## Begin Raw records
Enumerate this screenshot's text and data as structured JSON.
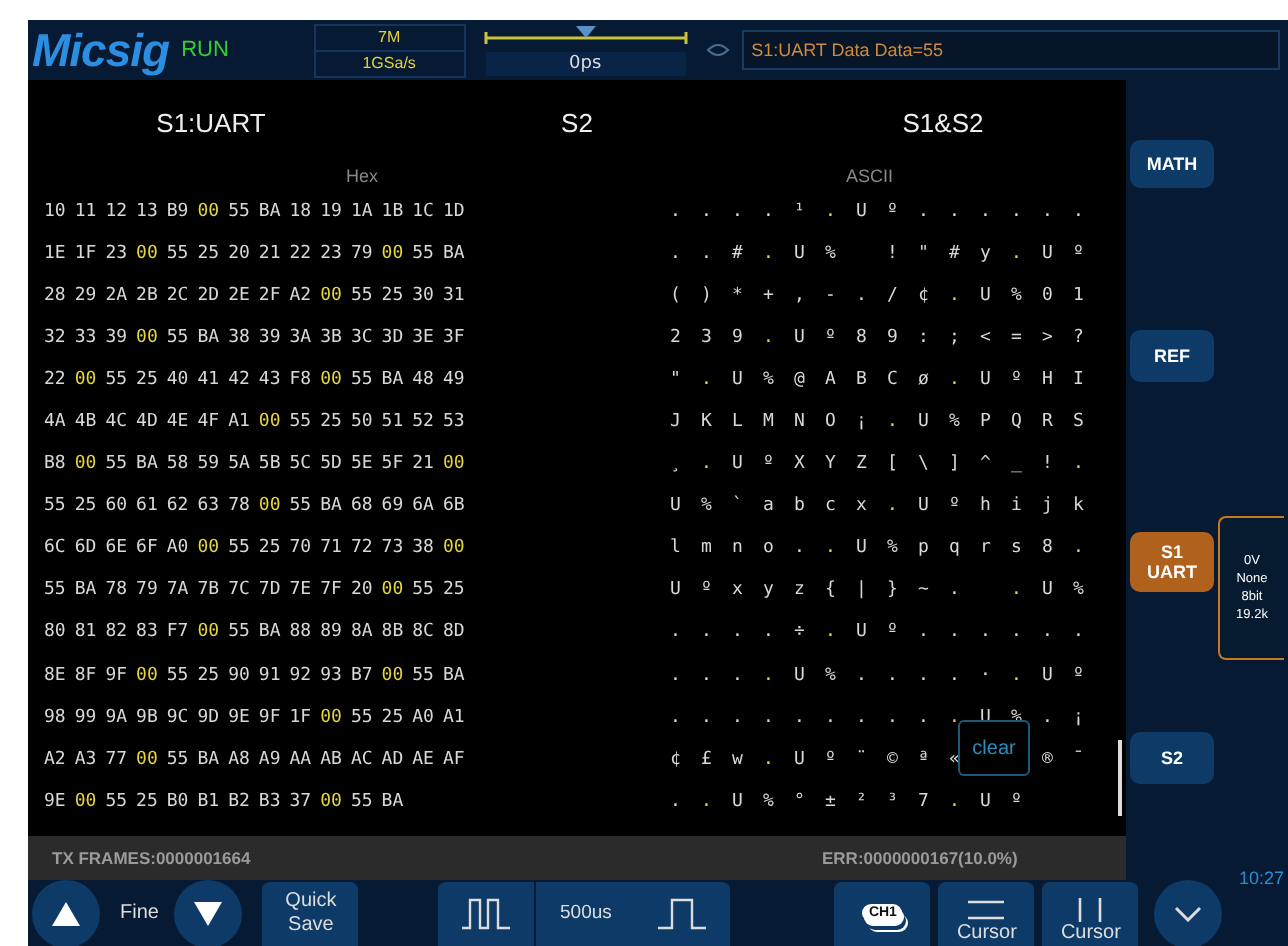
{
  "header": {
    "logo": "Micsig",
    "run_state": "RUN",
    "memory_depth": "7M",
    "sample_rate": "1GSa/s",
    "trigger_position": "0ps",
    "message": "S1:UART Data Data=55"
  },
  "decode": {
    "titles": [
      "S1:UART",
      "S2",
      "S1&S2"
    ],
    "hex_heading": "Hex",
    "ascii_heading": "ASCII",
    "rows": [
      {
        "hex": [
          "10",
          "11",
          "12",
          "13",
          "B9",
          "00",
          "55",
          "BA",
          "18",
          "19",
          "1A",
          "1B",
          "1C",
          "1D"
        ],
        "ascii": "....¹.Uº......",
        "highlight": [
          false,
          false,
          false,
          false,
          false,
          true,
          false,
          false,
          false,
          false,
          false,
          false,
          false,
          false
        ]
      },
      {
        "hex": [
          "1E",
          "1F",
          "23",
          "00",
          "55",
          "25",
          "20",
          "21",
          "22",
          "23",
          "79",
          "00",
          "55",
          "BA"
        ],
        "ascii": "..#.U% !\"#y.Uº",
        "highlight": [
          false,
          false,
          false,
          true,
          false,
          false,
          false,
          false,
          false,
          false,
          false,
          true,
          false,
          false
        ]
      },
      {
        "hex": [
          "28",
          "29",
          "2A",
          "2B",
          "2C",
          "2D",
          "2E",
          "2F",
          "A2",
          "00",
          "55",
          "25",
          "30",
          "31"
        ],
        "ascii": "()*+,-./¢.U%01",
        "highlight": [
          false,
          false,
          false,
          false,
          false,
          false,
          false,
          false,
          false,
          true,
          false,
          false,
          false,
          false
        ]
      },
      {
        "hex": [
          "32",
          "33",
          "39",
          "00",
          "55",
          "BA",
          "38",
          "39",
          "3A",
          "3B",
          "3C",
          "3D",
          "3E",
          "3F"
        ],
        "ascii": "239.Uº89:;<=>?",
        "highlight": [
          false,
          false,
          false,
          true,
          false,
          false,
          false,
          false,
          false,
          false,
          false,
          false,
          false,
          false
        ]
      },
      {
        "hex": [
          "22",
          "00",
          "55",
          "25",
          "40",
          "41",
          "42",
          "43",
          "F8",
          "00",
          "55",
          "BA",
          "48",
          "49"
        ],
        "ascii": "\".U%@ABCø.UºHI",
        "highlight": [
          false,
          true,
          false,
          false,
          false,
          false,
          false,
          false,
          false,
          true,
          false,
          false,
          false,
          false
        ]
      },
      {
        "hex": [
          "4A",
          "4B",
          "4C",
          "4D",
          "4E",
          "4F",
          "A1",
          "00",
          "55",
          "25",
          "50",
          "51",
          "52",
          "53"
        ],
        "ascii": "JKLMNO¡.U%PQRS",
        "highlight": [
          false,
          false,
          false,
          false,
          false,
          false,
          false,
          true,
          false,
          false,
          false,
          false,
          false,
          false
        ]
      },
      {
        "hex": [
          "B8",
          "00",
          "55",
          "BA",
          "58",
          "59",
          "5A",
          "5B",
          "5C",
          "5D",
          "5E",
          "5F",
          "21",
          "00"
        ],
        "ascii": "¸.UºXYZ[\\]^_!.",
        "highlight": [
          false,
          true,
          false,
          false,
          false,
          false,
          false,
          false,
          false,
          false,
          false,
          false,
          false,
          true
        ]
      },
      {
        "hex": [
          "55",
          "25",
          "60",
          "61",
          "62",
          "63",
          "78",
          "00",
          "55",
          "BA",
          "68",
          "69",
          "6A",
          "6B"
        ],
        "ascii": "U%`abcx.Uºhijk",
        "highlight": [
          false,
          false,
          false,
          false,
          false,
          false,
          false,
          true,
          false,
          false,
          false,
          false,
          false,
          false
        ]
      },
      {
        "hex": [
          "6C",
          "6D",
          "6E",
          "6F",
          "A0",
          "00",
          "55",
          "25",
          "70",
          "71",
          "72",
          "73",
          "38",
          "00"
        ],
        "ascii": "lmno..U%pqrs8.",
        "highlight": [
          false,
          false,
          false,
          false,
          false,
          true,
          false,
          false,
          false,
          false,
          false,
          false,
          false,
          true
        ]
      },
      {
        "hex": [
          "55",
          "BA",
          "78",
          "79",
          "7A",
          "7B",
          "7C",
          "7D",
          "7E",
          "7F",
          "20",
          "00",
          "55",
          "25"
        ],
        "ascii": "Uºxyz{|}~. .U%",
        "highlight": [
          false,
          false,
          false,
          false,
          false,
          false,
          false,
          false,
          false,
          false,
          false,
          true,
          false,
          false
        ]
      },
      {
        "hex": [
          "80",
          "81",
          "82",
          "83",
          "F7",
          "00",
          "55",
          "BA",
          "88",
          "89",
          "8A",
          "8B",
          "8C",
          "8D"
        ],
        "ascii": "....÷.Uº......",
        "highlight": [
          false,
          false,
          false,
          false,
          false,
          true,
          false,
          false,
          false,
          false,
          false,
          false,
          false,
          false
        ]
      },
      {
        "hex": [
          "8E",
          "8F",
          "9F",
          "00",
          "55",
          "25",
          "90",
          "91",
          "92",
          "93",
          "B7",
          "00",
          "55",
          "BA"
        ],
        "ascii": "....U%....·.Uº",
        "highlight": [
          false,
          false,
          false,
          true,
          false,
          false,
          false,
          false,
          false,
          false,
          false,
          true,
          false,
          false
        ]
      },
      {
        "hex": [
          "98",
          "99",
          "9A",
          "9B",
          "9C",
          "9D",
          "9E",
          "9F",
          "1F",
          "00",
          "55",
          "25",
          "A0",
          "A1"
        ],
        "ascii": "..........U%.¡",
        "highlight": [
          false,
          false,
          false,
          false,
          false,
          false,
          false,
          false,
          false,
          true,
          false,
          false,
          false,
          false
        ]
      },
      {
        "hex": [
          "A2",
          "A3",
          "77",
          "00",
          "55",
          "BA",
          "A8",
          "A9",
          "AA",
          "AB",
          "AC",
          "AD",
          "AE",
          "AF"
        ],
        "ascii": "¢£w.Uº¨©ª«  ®¯",
        "highlight": [
          false,
          false,
          false,
          true,
          false,
          false,
          false,
          false,
          false,
          false,
          false,
          false,
          false,
          false
        ]
      },
      {
        "hex": [
          "9E",
          "00",
          "55",
          "25",
          "B0",
          "B1",
          "B2",
          "B3",
          "37",
          "00",
          "55",
          "BA"
        ],
        "ascii": "..U%°±²³7.Uº",
        "highlight": [
          false,
          true,
          false,
          false,
          false,
          false,
          false,
          false,
          false,
          true,
          false,
          false
        ]
      }
    ],
    "clear_button": "clear",
    "tx_frames": "TX FRAMES:0000001664",
    "errors": "ERR:0000000167(10.0%)"
  },
  "sidebar": {
    "buttons": [
      {
        "label": "MATH",
        "selected": false
      },
      {
        "label": "REF",
        "selected": false
      },
      {
        "label": "S1 UART",
        "selected": true
      },
      {
        "label": "S2",
        "selected": false
      }
    ],
    "bus_info": [
      "0V",
      "None",
      "8bit",
      "19.2k"
    ]
  },
  "bottom_bar": {
    "fine_label": "Fine",
    "quick_save": "Quick Save",
    "timebase": "500us",
    "channel": "CH1",
    "cursors": [
      "Cursor",
      "Cursor"
    ],
    "time": "10:27"
  }
}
## End Raw records
Work to complete:
Omit the pictures. Transcribe every record exactly.

The completed task:
Enumerate this screenshot's text and data as structured JSON.
{
  "header": {
    "logo": "Micsig",
    "run_state": "RUN",
    "memory_depth": "7M",
    "sample_rate": "1GSa/s",
    "trigger_position": "0ps",
    "message": "S1:UART Data Data=55"
  },
  "decode": {
    "titles": [
      "S1:UART",
      "S2",
      "S1&S2"
    ],
    "hex_heading": "Hex",
    "ascii_heading": "ASCII",
    "rows": [
      {
        "hex": [
          "10",
          "11",
          "12",
          "13",
          "B9",
          "00",
          "55",
          "BA",
          "18",
          "19",
          "1A",
          "1B",
          "1C",
          "1D"
        ],
        "ascii": "....¹.Uº......",
        "highlight": [
          false,
          false,
          false,
          false,
          false,
          true,
          false,
          false,
          false,
          false,
          false,
          false,
          false,
          false
        ]
      },
      {
        "hex": [
          "1E",
          "1F",
          "23",
          "00",
          "55",
          "25",
          "20",
          "21",
          "22",
          "23",
          "79",
          "00",
          "55",
          "BA"
        ],
        "ascii": "..#.U% !\"#y.Uº",
        "highlight": [
          false,
          false,
          false,
          true,
          false,
          false,
          false,
          false,
          false,
          false,
          false,
          true,
          false,
          false
        ]
      },
      {
        "hex": [
          "28",
          "29",
          "2A",
          "2B",
          "2C",
          "2D",
          "2E",
          "2F",
          "A2",
          "00",
          "55",
          "25",
          "30",
          "31"
        ],
        "ascii": "()*+,-./¢.U%01",
        "highlight": [
          false,
          false,
          false,
          false,
          false,
          false,
          false,
          false,
          false,
          true,
          false,
          false,
          false,
          false
        ]
      },
      {
        "hex": [
          "32",
          "33",
          "39",
          "00",
          "55",
          "BA",
          "38",
          "39",
          "3A",
          "3B",
          "3C",
          "3D",
          "3E",
          "3F"
        ],
        "ascii": "239.Uº89:;<=>?",
        "highlight": [
          false,
          false,
          false,
          true,
          false,
          false,
          false,
          false,
          false,
          false,
          false,
          false,
          false,
          false
        ]
      },
      {
        "hex": [
          "22",
          "00",
          "55",
          "25",
          "40",
          "41",
          "42",
          "43",
          "F8",
          "00",
          "55",
          "BA",
          "48",
          "49"
        ],
        "ascii": "\".U%@ABCø.UºHI",
        "highlight": [
          false,
          true,
          false,
          false,
          false,
          false,
          false,
          false,
          false,
          true,
          false,
          false,
          false,
          false
        ]
      },
      {
        "hex": [
          "4A",
          "4B",
          "4C",
          "4D",
          "4E",
          "4F",
          "A1",
          "00",
          "55",
          "25",
          "50",
          "51",
          "52",
          "53"
        ],
        "ascii": "JKLMNO¡.U%PQRS",
        "highlight": [
          false,
          false,
          false,
          false,
          false,
          false,
          false,
          true,
          false,
          false,
          false,
          false,
          false,
          false
        ]
      },
      {
        "hex": [
          "B8",
          "00",
          "55",
          "BA",
          "58",
          "59",
          "5A",
          "5B",
          "5C",
          "5D",
          "5E",
          "5F",
          "21",
          "00"
        ],
        "ascii": "¸.UºXYZ[\\]^_!.",
        "highlight": [
          false,
          true,
          false,
          false,
          false,
          false,
          false,
          false,
          false,
          false,
          false,
          false,
          false,
          true
        ]
      },
      {
        "hex": [
          "55",
          "25",
          "60",
          "61",
          "62",
          "63",
          "78",
          "00",
          "55",
          "BA",
          "68",
          "69",
          "6A",
          "6B"
        ],
        "ascii": "U%`abcx.Uºhijk",
        "highlight": [
          false,
          false,
          false,
          false,
          false,
          false,
          false,
          true,
          false,
          false,
          false,
          false,
          false,
          false
        ]
      },
      {
        "hex": [
          "6C",
          "6D",
          "6E",
          "6F",
          "A0",
          "00",
          "55",
          "25",
          "70",
          "71",
          "72",
          "73",
          "38",
          "00"
        ],
        "ascii": "lmno..U%pqrs8.",
        "highlight": [
          false,
          false,
          false,
          false,
          false,
          true,
          false,
          false,
          false,
          false,
          false,
          false,
          false,
          true
        ]
      },
      {
        "hex": [
          "55",
          "BA",
          "78",
          "79",
          "7A",
          "7B",
          "7C",
          "7D",
          "7E",
          "7F",
          "20",
          "00",
          "55",
          "25"
        ],
        "ascii": "Uºxyz{|}~. .U%",
        "highlight": [
          false,
          false,
          false,
          false,
          false,
          false,
          false,
          false,
          false,
          false,
          false,
          true,
          false,
          false
        ]
      },
      {
        "hex": [
          "80",
          "81",
          "82",
          "83",
          "F7",
          "00",
          "55",
          "BA",
          "88",
          "89",
          "8A",
          "8B",
          "8C",
          "8D"
        ],
        "ascii": "....÷.Uº......",
        "highlight": [
          false,
          false,
          false,
          false,
          false,
          true,
          false,
          false,
          false,
          false,
          false,
          false,
          false,
          false
        ]
      },
      {
        "hex": [
          "8E",
          "8F",
          "9F",
          "00",
          "55",
          "25",
          "90",
          "91",
          "92",
          "93",
          "B7",
          "00",
          "55",
          "BA"
        ],
        "ascii": "....U%....·.Uº",
        "highlight": [
          false,
          false,
          false,
          true,
          false,
          false,
          false,
          false,
          false,
          false,
          false,
          true,
          false,
          false
        ]
      },
      {
        "hex": [
          "98",
          "99",
          "9A",
          "9B",
          "9C",
          "9D",
          "9E",
          "9F",
          "1F",
          "00",
          "55",
          "25",
          "A0",
          "A1"
        ],
        "ascii": "..........U%.¡",
        "highlight": [
          false,
          false,
          false,
          false,
          false,
          false,
          false,
          false,
          false,
          true,
          false,
          false,
          false,
          false
        ]
      },
      {
        "hex": [
          "A2",
          "A3",
          "77",
          "00",
          "55",
          "BA",
          "A8",
          "A9",
          "AA",
          "AB",
          "AC",
          "AD",
          "AE",
          "AF"
        ],
        "ascii": "¢£w.Uº¨©ª«  ®¯",
        "highlight": [
          false,
          false,
          false,
          true,
          false,
          false,
          false,
          false,
          false,
          false,
          false,
          false,
          false,
          false
        ]
      },
      {
        "hex": [
          "9E",
          "00",
          "55",
          "25",
          "B0",
          "B1",
          "B2",
          "B3",
          "37",
          "00",
          "55",
          "BA"
        ],
        "ascii": "..U%°±²³7.Uº",
        "highlight": [
          false,
          true,
          false,
          false,
          false,
          false,
          false,
          false,
          false,
          true,
          false,
          false
        ]
      }
    ],
    "clear_button": "clear",
    "tx_frames": "TX FRAMES:0000001664",
    "errors": "ERR:0000000167(10.0%)"
  },
  "sidebar": {
    "buttons": [
      {
        "label": "MATH",
        "selected": false
      },
      {
        "label": "REF",
        "selected": false
      },
      {
        "label": "S1 UART",
        "selected": true
      },
      {
        "label": "S2",
        "selected": false
      }
    ],
    "bus_info": [
      "0V",
      "None",
      "8bit",
      "19.2k"
    ]
  },
  "bottom_bar": {
    "fine_label": "Fine",
    "quick_save": "Quick Save",
    "timebase": "500us",
    "channel": "CH1",
    "cursors": [
      "Cursor",
      "Cursor"
    ],
    "time": "10:27"
  }
}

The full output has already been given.